═════ Extracted records ═════

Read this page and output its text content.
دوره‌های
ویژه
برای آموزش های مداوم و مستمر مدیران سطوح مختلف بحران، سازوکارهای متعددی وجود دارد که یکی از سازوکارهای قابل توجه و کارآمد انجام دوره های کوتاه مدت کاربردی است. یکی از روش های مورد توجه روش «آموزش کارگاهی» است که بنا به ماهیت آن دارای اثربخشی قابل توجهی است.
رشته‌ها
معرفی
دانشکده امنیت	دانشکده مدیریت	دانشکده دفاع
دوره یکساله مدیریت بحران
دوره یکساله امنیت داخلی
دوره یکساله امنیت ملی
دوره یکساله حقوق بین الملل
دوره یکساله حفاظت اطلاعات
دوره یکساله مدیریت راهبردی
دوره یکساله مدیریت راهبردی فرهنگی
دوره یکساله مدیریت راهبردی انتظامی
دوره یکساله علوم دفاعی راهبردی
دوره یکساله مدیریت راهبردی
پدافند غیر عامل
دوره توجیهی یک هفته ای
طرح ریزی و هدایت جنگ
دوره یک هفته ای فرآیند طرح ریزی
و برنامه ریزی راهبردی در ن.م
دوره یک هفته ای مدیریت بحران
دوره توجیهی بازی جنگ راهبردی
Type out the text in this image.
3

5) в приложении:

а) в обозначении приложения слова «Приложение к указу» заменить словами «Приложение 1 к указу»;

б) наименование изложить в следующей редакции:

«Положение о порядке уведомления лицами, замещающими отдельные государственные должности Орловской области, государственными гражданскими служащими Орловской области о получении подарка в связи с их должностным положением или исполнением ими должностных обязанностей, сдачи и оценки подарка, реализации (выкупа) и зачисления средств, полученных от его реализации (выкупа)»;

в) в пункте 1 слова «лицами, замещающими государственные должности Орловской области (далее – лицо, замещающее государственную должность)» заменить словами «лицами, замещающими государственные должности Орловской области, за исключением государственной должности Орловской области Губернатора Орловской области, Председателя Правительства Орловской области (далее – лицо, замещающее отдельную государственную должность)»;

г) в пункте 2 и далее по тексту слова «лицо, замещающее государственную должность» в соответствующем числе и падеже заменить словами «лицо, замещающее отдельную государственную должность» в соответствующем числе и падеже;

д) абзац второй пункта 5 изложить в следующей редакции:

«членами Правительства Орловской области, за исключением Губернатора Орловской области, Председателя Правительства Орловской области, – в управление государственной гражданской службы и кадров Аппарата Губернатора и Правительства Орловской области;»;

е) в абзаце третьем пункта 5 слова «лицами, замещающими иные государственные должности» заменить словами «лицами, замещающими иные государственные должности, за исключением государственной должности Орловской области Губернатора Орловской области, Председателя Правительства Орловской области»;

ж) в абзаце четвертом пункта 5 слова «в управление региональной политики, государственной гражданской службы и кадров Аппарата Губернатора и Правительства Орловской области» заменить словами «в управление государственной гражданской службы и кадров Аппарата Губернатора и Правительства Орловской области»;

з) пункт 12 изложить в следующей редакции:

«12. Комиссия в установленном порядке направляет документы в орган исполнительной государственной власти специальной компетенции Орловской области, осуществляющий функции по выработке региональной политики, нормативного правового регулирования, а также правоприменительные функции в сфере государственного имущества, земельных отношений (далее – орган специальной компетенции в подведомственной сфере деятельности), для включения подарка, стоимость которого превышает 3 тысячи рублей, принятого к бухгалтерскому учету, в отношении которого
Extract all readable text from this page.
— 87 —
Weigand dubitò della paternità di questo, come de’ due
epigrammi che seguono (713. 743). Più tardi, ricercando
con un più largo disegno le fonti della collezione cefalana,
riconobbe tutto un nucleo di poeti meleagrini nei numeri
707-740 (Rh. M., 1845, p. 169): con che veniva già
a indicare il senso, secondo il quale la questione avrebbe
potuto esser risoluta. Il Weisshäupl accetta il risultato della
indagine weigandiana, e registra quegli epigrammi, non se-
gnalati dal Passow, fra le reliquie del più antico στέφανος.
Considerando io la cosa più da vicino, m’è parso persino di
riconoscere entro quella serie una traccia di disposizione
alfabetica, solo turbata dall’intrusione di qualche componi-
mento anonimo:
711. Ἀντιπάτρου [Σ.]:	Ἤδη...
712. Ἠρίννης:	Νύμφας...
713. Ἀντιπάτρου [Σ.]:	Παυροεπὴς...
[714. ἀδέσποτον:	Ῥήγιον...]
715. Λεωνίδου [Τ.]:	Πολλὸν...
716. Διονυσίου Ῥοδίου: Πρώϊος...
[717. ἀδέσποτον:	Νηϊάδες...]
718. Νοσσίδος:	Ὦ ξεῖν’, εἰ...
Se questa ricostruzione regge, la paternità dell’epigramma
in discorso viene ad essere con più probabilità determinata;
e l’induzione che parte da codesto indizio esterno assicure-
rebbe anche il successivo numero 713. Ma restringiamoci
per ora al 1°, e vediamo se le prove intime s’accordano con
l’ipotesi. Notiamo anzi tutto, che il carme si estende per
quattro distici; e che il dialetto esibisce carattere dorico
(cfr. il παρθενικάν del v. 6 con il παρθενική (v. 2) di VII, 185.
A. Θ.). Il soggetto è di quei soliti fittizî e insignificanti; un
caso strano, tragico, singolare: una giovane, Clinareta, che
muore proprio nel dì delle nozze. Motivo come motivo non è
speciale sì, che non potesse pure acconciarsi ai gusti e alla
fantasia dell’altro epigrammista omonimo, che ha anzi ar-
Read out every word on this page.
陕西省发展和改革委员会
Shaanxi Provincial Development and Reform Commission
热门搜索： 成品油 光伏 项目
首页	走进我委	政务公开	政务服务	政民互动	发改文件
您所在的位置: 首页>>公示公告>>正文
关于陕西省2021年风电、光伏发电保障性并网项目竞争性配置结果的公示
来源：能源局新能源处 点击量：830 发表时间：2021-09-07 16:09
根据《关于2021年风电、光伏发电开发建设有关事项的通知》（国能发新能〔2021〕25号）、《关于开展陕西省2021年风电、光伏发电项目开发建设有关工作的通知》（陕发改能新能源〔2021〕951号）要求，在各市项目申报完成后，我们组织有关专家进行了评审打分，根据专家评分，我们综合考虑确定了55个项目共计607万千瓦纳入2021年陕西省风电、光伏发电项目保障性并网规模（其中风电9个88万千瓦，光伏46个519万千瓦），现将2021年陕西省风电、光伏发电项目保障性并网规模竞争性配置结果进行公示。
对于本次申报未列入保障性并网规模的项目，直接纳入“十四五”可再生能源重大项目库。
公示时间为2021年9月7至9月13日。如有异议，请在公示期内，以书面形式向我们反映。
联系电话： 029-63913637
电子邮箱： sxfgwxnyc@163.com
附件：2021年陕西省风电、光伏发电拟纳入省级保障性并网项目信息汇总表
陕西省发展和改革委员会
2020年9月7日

═════

* **To do**: Report the number of lines containing the string "государственную" and add nothing to it.

* **Written solution**: 2